| TASK OBJECTIVE |
Reproduce every line of the entries below verbatim, without any alteration.

|---|

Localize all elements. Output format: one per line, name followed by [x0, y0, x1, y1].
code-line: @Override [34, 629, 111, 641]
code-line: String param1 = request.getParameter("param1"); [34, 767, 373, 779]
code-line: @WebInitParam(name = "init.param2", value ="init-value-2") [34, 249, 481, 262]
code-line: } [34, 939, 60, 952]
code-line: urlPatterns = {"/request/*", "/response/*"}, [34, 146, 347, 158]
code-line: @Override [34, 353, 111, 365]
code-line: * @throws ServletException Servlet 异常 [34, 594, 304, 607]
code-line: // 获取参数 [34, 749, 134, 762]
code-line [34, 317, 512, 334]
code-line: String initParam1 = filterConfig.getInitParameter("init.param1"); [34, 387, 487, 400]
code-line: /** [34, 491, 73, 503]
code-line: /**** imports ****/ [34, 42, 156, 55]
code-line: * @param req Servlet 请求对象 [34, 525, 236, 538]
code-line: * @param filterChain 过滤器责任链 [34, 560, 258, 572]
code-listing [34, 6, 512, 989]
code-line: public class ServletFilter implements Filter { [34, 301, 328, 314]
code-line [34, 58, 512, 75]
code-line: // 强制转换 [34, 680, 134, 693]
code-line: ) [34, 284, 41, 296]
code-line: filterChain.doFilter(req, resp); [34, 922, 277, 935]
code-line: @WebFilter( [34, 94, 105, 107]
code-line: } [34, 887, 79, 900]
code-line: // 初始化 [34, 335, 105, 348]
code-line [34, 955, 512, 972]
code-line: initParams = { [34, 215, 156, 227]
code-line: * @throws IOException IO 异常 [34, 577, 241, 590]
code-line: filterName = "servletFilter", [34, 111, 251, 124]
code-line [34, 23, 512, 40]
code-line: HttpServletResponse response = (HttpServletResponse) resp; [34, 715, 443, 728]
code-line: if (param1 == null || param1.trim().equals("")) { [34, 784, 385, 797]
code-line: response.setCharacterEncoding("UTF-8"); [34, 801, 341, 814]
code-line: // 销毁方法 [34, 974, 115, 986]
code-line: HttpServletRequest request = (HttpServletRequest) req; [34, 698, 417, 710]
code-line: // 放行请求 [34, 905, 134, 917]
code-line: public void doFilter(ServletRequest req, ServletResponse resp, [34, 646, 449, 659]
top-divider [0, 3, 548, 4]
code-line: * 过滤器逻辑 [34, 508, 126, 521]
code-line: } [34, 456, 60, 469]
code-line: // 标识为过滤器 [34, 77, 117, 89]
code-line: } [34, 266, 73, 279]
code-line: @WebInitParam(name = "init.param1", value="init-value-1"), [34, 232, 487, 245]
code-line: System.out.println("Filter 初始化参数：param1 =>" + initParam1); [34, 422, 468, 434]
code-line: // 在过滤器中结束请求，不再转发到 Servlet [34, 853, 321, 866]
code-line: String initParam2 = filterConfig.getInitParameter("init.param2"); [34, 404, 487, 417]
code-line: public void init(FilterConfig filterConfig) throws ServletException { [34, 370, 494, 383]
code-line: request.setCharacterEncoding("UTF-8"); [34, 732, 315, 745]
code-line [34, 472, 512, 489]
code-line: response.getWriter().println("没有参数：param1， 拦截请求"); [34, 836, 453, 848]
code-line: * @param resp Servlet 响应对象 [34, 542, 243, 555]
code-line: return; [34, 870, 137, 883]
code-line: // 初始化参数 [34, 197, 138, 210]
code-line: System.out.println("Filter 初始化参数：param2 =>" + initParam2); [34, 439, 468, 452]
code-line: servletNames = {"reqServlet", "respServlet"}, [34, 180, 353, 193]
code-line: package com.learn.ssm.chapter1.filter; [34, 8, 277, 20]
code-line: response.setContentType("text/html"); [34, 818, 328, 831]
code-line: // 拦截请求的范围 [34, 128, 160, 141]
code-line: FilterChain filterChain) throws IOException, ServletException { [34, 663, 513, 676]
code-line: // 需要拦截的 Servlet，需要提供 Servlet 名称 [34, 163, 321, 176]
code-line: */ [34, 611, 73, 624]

|---|

| FULL SOLUTION |
Localize all elements. Output format: one per line, name followed by [x0, y0, x1, y1].
code-line: @Override [34, 629, 111, 641]
code-line: String param1 = request.getParameter("param1"); [34, 767, 373, 779]
code-line: @WebInitParam(name = "init.param2", value ="init-value-2") [34, 249, 481, 262]
code-line: } [34, 939, 60, 952]
code-line: urlPatterns = {"/request/*", "/response/*"}, [34, 146, 347, 158]
code-line: @Override [34, 353, 111, 365]
code-line: * @throws ServletException Servlet 异常 [34, 594, 304, 607]
code-line: // 获取参数 [34, 749, 134, 762]
code-line [34, 317, 512, 334]
code-line: String initParam1 = filterConfig.getInitParameter("init.param1"); [34, 387, 487, 400]
code-line: /** [34, 491, 73, 503]
code-line: /**** imports ****/ [34, 42, 156, 55]
code-line: * @param req Servlet 请求对象 [34, 525, 236, 538]
code-line: * @param filterChain 过滤器责任链 [34, 560, 258, 572]
code-listing [34, 6, 512, 989]
code-line: public class ServletFilter implements Filter { [34, 301, 328, 314]
code-line [34, 58, 512, 75]
code-line: // 强制转换 [34, 680, 134, 693]
code-line: ) [34, 284, 41, 296]
code-line: filterChain.doFilter(req, resp); [34, 922, 277, 935]
code-line: @WebFilter( [34, 94, 105, 107]
code-line: } [34, 887, 79, 900]
code-line: // 初始化 [34, 335, 105, 348]
code-line [34, 955, 512, 972]
code-line: initParams = { [34, 215, 156, 227]
code-line: * @throws IOException IO 异常 [34, 577, 241, 590]
code-line: filterName = "servletFilter", [34, 111, 251, 124]
code-line [34, 23, 512, 40]
code-line: HttpServletResponse response = (HttpServletResponse) resp; [34, 715, 443, 728]
code-line: if (param1 == null || param1.trim().equals("")) { [34, 784, 385, 797]
code-line: response.setCharacterEncoding("UTF-8"); [34, 801, 341, 814]
code-line: // 销毁方法 [34, 974, 115, 986]
code-line: HttpServletRequest request = (HttpServletRequest) req; [34, 698, 417, 710]
code-line: // 放行请求 [34, 905, 134, 917]
code-line: public void doFilter(ServletRequest req, ServletResponse resp, [34, 646, 449, 659]
top-divider [0, 3, 548, 4]
code-line: * 过滤器逻辑 [34, 508, 126, 521]
code-line: } [34, 456, 60, 469]
code-line: // 标识为过滤器 [34, 77, 117, 89]
code-line: } [34, 266, 73, 279]
code-line: @WebInitParam(name = "init.param1", value="init-value-1"), [34, 232, 487, 245]
code-line: System.out.println("Filter 初始化参数：param1 =>" + initParam1); [34, 422, 468, 434]
code-line: // 在过滤器中结束请求，不再转发到 Servlet [34, 853, 321, 866]
code-line: String initParam2 = filterConfig.getInitParameter("init.param2"); [34, 404, 487, 417]
code-line: public void init(FilterConfig filterConfig) throws ServletException { [34, 370, 494, 383]
code-line: request.setCharacterEncoding("UTF-8"); [34, 732, 315, 745]
code-line [34, 472, 512, 489]
code-line: response.getWriter().println("没有参数：param1， 拦截请求"); [34, 836, 453, 848]
code-line: * @param resp Servlet 响应对象 [34, 542, 243, 555]
code-line: return; [34, 870, 137, 883]
code-line: // 初始化参数 [34, 197, 138, 210]
code-line: System.out.println("Filter 初始化参数：param2 =>" + initParam2); [34, 439, 468, 452]
code-line: servletNames = {"reqServlet", "respServlet"}, [34, 180, 353, 193]
code-line: package com.learn.ssm.chapter1.filter; [34, 8, 277, 20]
code-line: response.setContentType("text/html"); [34, 818, 328, 831]
code-line: // 拦截请求的范围 [34, 128, 160, 141]
code-line: FilterChain filterChain) throws IOException, ServletException { [34, 663, 513, 676]
code-line: // 需要拦截的 Servlet，需要提供 Servlet 名称 [34, 163, 321, 176]
code-line: */ [34, 611, 73, 624]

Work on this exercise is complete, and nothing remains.